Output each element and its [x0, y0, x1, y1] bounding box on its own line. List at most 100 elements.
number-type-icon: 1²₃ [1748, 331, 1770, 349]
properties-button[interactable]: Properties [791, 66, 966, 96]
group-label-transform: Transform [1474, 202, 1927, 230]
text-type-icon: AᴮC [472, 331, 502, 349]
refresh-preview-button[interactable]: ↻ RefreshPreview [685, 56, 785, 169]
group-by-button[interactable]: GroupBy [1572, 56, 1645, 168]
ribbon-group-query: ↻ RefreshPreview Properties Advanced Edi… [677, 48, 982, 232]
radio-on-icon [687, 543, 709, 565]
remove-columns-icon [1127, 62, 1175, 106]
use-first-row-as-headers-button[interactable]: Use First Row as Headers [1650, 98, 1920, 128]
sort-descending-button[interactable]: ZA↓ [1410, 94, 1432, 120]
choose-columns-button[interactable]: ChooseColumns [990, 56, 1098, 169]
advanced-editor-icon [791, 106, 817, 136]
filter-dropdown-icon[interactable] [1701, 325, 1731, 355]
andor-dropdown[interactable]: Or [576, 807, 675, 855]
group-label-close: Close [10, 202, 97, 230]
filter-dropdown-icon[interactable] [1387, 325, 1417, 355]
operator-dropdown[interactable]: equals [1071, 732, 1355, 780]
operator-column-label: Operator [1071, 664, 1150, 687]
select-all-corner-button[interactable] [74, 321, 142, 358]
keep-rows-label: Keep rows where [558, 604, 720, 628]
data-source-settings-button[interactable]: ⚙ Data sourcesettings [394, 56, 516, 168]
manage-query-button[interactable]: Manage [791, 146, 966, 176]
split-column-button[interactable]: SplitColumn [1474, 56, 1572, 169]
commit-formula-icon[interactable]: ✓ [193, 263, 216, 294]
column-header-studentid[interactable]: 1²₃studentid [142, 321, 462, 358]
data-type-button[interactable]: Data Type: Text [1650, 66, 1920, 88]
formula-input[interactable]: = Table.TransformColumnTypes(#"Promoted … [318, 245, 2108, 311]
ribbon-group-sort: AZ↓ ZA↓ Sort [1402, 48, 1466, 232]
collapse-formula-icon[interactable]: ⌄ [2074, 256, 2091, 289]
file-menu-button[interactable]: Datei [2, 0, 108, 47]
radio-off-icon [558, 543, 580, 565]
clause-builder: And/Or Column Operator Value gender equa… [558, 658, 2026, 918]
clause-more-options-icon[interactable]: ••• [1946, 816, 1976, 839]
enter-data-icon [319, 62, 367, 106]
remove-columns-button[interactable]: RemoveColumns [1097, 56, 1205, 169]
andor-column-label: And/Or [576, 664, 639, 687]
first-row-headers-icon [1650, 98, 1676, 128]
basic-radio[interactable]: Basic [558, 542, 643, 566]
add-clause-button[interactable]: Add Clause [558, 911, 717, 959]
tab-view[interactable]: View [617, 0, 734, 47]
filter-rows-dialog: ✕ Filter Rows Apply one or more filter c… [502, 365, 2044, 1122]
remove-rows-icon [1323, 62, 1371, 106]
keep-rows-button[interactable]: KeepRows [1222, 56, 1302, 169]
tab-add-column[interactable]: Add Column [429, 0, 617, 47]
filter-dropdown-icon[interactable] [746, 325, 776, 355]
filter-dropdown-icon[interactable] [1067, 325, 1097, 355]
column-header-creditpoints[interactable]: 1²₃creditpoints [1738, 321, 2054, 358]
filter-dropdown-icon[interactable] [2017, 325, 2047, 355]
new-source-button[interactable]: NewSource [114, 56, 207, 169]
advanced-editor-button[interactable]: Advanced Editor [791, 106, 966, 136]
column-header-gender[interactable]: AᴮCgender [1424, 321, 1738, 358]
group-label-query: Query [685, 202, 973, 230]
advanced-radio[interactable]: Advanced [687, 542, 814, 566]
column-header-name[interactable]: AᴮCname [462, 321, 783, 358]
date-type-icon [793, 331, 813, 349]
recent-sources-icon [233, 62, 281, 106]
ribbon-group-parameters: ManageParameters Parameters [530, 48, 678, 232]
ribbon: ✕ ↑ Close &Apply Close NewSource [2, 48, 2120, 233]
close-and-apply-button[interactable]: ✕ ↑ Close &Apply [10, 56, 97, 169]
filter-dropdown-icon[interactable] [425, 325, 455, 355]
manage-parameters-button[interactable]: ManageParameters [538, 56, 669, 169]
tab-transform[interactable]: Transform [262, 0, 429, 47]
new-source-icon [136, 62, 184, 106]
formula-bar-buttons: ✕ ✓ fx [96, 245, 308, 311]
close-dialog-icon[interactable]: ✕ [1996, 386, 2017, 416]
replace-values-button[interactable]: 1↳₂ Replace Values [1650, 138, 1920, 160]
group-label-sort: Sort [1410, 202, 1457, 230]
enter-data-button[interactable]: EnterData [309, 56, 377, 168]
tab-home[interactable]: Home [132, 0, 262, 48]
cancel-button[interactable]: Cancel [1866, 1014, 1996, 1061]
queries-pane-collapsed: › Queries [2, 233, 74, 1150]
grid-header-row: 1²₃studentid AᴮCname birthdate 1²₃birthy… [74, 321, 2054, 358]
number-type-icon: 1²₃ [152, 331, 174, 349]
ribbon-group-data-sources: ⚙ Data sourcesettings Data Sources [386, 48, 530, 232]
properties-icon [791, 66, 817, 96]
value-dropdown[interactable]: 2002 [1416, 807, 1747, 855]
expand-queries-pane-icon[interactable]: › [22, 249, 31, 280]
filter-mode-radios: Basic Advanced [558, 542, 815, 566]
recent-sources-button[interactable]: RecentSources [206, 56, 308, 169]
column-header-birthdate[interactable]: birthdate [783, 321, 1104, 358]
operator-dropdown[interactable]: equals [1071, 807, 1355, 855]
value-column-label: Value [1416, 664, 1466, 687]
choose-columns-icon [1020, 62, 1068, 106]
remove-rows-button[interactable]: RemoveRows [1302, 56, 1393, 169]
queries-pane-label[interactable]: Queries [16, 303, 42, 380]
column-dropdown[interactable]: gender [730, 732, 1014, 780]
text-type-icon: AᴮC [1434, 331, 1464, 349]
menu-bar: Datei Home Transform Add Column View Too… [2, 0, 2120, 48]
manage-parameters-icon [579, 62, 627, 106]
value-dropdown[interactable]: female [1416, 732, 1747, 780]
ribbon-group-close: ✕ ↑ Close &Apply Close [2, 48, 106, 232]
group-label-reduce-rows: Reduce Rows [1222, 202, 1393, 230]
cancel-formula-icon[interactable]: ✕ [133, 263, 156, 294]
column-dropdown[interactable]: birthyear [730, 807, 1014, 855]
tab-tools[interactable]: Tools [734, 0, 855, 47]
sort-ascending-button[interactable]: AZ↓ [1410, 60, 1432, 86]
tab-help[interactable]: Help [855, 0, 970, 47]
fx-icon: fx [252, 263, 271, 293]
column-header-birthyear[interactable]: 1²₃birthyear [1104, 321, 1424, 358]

....

What you have to do =>
Copy out the stretch of the listing from the start through the line containing "filter-dropdown-icon[interactable] [1701, 325, 1731, 355]".

Completed exercise =>
Output each element and its [x0, y0, x1, y1] bounding box on its own line. List at most 100 elements.
number-type-icon: 1²₃ [1748, 331, 1770, 349]
properties-button[interactable]: Properties [791, 66, 966, 96]
group-label-transform: Transform [1474, 202, 1927, 230]
text-type-icon: AᴮC [472, 331, 502, 349]
refresh-preview-button[interactable]: ↻ RefreshPreview [685, 56, 785, 169]
group-by-button[interactable]: GroupBy [1572, 56, 1645, 168]
ribbon-group-query: ↻ RefreshPreview Properties Advanced Edi… [677, 48, 982, 232]
radio-on-icon [687, 543, 709, 565]
remove-columns-icon [1127, 62, 1175, 106]
use-first-row-as-headers-button[interactable]: Use First Row as Headers [1650, 98, 1920, 128]
sort-descending-button[interactable]: ZA↓ [1410, 94, 1432, 120]
choose-columns-button[interactable]: ChooseColumns [990, 56, 1098, 169]
advanced-editor-icon [791, 106, 817, 136]
filter-dropdown-icon[interactable] [1701, 325, 1731, 355]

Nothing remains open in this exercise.